▸ **Your instructions**
Continue the interview about writers and money, starting right after its last sentence.

▸ **Extracted text**
How has your decision to write affected your health? Has it had negative effects on your personal life?

The great Polish writer Witold Gombrowicz said, “One cannot be nothingness all week and then suddenly expect to exist on Sunday.” It’s equally difficult to have a day job and be “nothingness” in the evening — especially if you’re trying to juggle a family life at the same time. Things must be much easier when you can write for a living. I’m pretty sure writing contributed to my divorce, for instance!

There is long tradition that links the craft of writing with poverty. Do you think that’s appropriate? Does poverty feel like the most appropriate condition for your practice as a writer?

No. The authors I know who insist upon writing for a living, although their work is resolutely uncommercial, end up, paradoxically, being obsessed with financial matters. Every single word they write must be counted, and accounted for; turned into money to pay the bills. Don’t get me wrong: writers should be paid, but you can’t force people to buy books, let alone read them. Those lucky, or cunning enough, to find a wide audience don’t usually stop writing, all of a sudden, because they’re raking it in. Some of the most interesting writers today come from very privileged backgrounds. Others don’t, and if their books fail to sell in sufficient quantities, they usually have to supplement their incomes through grants, teaching, journalism, or jobs in publishing. The creative writing industry is, in part, a means of subsidising writers’ careers.

The question of the cost of letters (to refer to the title of a book on this subject published by Waterstone’s in 1998) is an important one, because it reflects the evolution of literature itself. When literature was essentially an aristocratic pursuit — for people who had both time and money — this question was immaterial. It only really arises with the spread of literacy and the emergence of writers who didn’t hail from the ranks of the idle rich. The Waterstone’s book I mentioned — How Much Do You Think a Writer Needs to Live on?: The Cost of Letters (edited by Andrew Holgate and Honor Wilson-Fletcher) — was inspired by a survey of literary living standards carried out by Cyril Connolly fifty years earlier. When it was published by Horizon, in 1948, British society was being radically transformed through mass education and the Welfare State. Connolly’s survey contained the following questions:

How much do you think a writer needs to live on?
Do you think a serious writer can earn this sum by his writing and if so, how?
If not, what do you think is a suitable second occupation for him?
Do you think literature suffers from the diversion of a writer’s energy into other employments or is enriched by it?
Do you think the state or any other institution should do more for writers?
Are you satisfied with your own solution of the problem and have you any specific advice to give young people who wish to earn their living by writing?

The main question (which wasn’t addressed because it went without saying at the time) is, of course, that of the definition of a “serious writer” — one who may be worthy of being subsidised in the absence of commercial success. Who decides who is a “serious writer” in the first place? Is it the writer him/herself? His/her peers? Academia? The media? The reading public? The state? I’ve always been a little dubious about the romantic image of the impoverished, tortured genius scribbling away in his, or indeed her, dingy garret, but it does reflect a very real process of privatisation of the writing profession.

Walter Benjamin famously described the “birthplace of the novel” — and hence that of modern literature — as “the solitary individual”: an individual cut off from tradition, who, unlike the writers of antiquity, could no longer claim to be the mouthpiece of religion or society. The writer’s legitimacy, in a “destitute time” (Hölderlin) of absent gods and silent sirens (Kafka) — a disenchanted world (Schiller) which is still ours — becomes highly arbitrary.

▸ **Data rows**
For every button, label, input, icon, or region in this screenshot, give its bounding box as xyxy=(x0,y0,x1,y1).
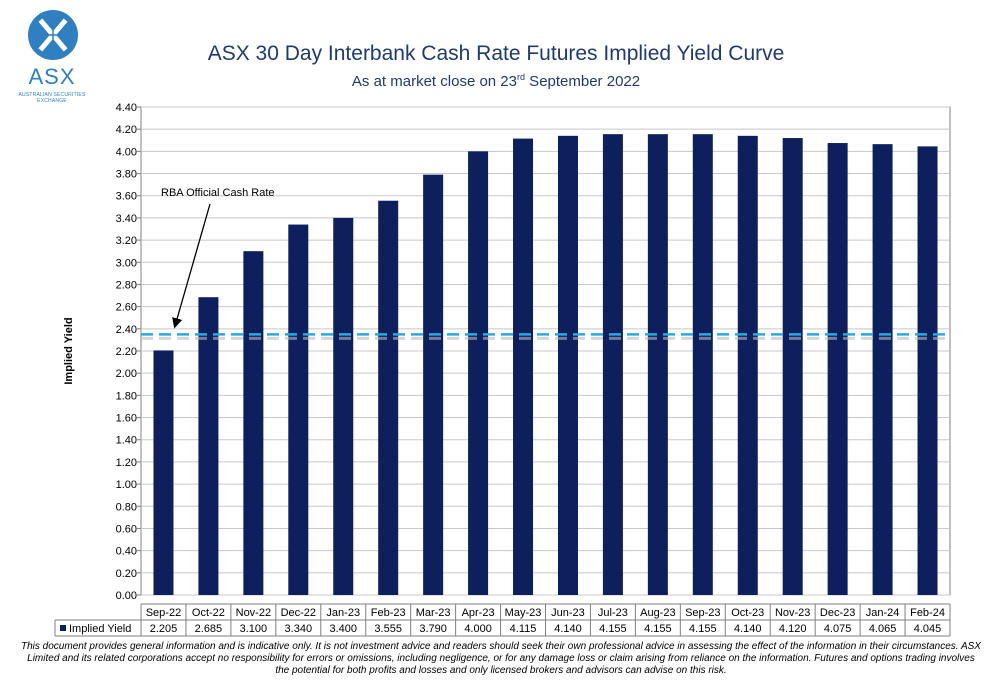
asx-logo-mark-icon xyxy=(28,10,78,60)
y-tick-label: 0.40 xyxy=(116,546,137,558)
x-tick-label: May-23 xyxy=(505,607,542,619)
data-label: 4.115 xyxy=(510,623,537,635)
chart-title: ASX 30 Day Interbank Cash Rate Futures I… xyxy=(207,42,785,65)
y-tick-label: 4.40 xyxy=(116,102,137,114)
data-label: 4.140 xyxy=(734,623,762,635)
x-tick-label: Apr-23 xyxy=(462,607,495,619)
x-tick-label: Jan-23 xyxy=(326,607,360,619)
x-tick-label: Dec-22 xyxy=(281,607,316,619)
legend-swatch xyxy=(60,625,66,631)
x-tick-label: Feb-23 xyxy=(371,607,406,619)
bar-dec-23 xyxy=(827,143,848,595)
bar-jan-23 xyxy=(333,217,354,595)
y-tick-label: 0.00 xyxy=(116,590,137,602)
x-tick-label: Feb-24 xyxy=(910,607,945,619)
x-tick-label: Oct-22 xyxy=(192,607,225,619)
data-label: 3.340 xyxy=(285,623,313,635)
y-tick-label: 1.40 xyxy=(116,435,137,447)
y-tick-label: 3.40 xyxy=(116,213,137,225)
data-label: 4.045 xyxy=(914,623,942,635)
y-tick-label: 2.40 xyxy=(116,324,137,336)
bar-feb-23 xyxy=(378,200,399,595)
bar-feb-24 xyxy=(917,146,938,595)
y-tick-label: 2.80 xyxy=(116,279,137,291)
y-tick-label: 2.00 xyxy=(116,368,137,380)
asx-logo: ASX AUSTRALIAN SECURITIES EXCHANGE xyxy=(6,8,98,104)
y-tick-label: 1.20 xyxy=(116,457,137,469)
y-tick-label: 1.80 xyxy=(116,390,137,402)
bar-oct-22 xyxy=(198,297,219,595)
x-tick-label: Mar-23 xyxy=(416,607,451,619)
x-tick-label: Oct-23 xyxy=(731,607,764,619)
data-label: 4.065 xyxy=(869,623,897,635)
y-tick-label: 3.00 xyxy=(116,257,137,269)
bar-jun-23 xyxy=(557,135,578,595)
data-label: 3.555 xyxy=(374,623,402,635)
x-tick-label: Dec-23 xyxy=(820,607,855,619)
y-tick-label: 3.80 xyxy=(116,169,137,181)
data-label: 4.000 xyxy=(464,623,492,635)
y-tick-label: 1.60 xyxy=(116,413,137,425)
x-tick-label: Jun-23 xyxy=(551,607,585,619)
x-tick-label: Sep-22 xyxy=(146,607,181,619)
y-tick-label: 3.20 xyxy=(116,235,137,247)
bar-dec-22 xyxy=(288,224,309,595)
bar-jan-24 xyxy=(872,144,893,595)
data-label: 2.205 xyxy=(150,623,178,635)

▸ **Solved problem**
Personally, financial difficulties have always diverted me away from my writing. Having said that, the necessity to write often stems (at least in part) from a feeling of dissatisfaction — a sense that something is missing — so, from that point of view, not being rich and contented is probably an asset.

In a rare 1983 interview the enigmatic and often dour Romanian writer Emil Cioran speaks about only reading Nietzsche’s letters because he became concerned with how untruthful Nietzsche’s published works seemed when read against the miserable condition of his day to day existence (isolated, weak, sickly, certainly not characterized by any sense of vigor). Is there any sense in which the truth of one’s condition should be related to the truth of one’s writing, even if in an oblique sense?

In an oblique sense, yes; otherwise, not necessarily. As I was saying, literature is often a compensatory activity; an elaborate form of wish-fulfilment. I am absolutely fascinated by the impact that someone’s physical and psychological life can have on his/her thinking and writing — how apparently rational choices are due, for instance, to a tiny todger, short stature, child abuse, or the absence of a parent. Sartre claimed that he began writing to make up for his ugliness and impress women. We all want to be loved, and writing is always a love letter of sorts. As Richard Brautigan put it, “Just because people love your mind, doesn’t mean they have to have your body” — but one lives in hope, of course.

Perhaps Cioran’s remark makes more sense in the context of philosophy, but literature is the space of contradiction and ambiguity, and that’s what interests me.

Incidentally, I once lived in the same street as Cioran, in Paris.

Are you envious of other people’s success? If so, are you more envious of people’s success in your field or outside of it? Why?

I am, especially if I think they don’t deserve it. I’m more envious of people in my own field, of course, because I feel closer to them. It’s a phenomenon that René Girard skillfully analyses in Deceit, Desire & the Novel.

Give one example in which you had high hopes for success (artistic, commercial, or otherwise) but had those hopes dashed.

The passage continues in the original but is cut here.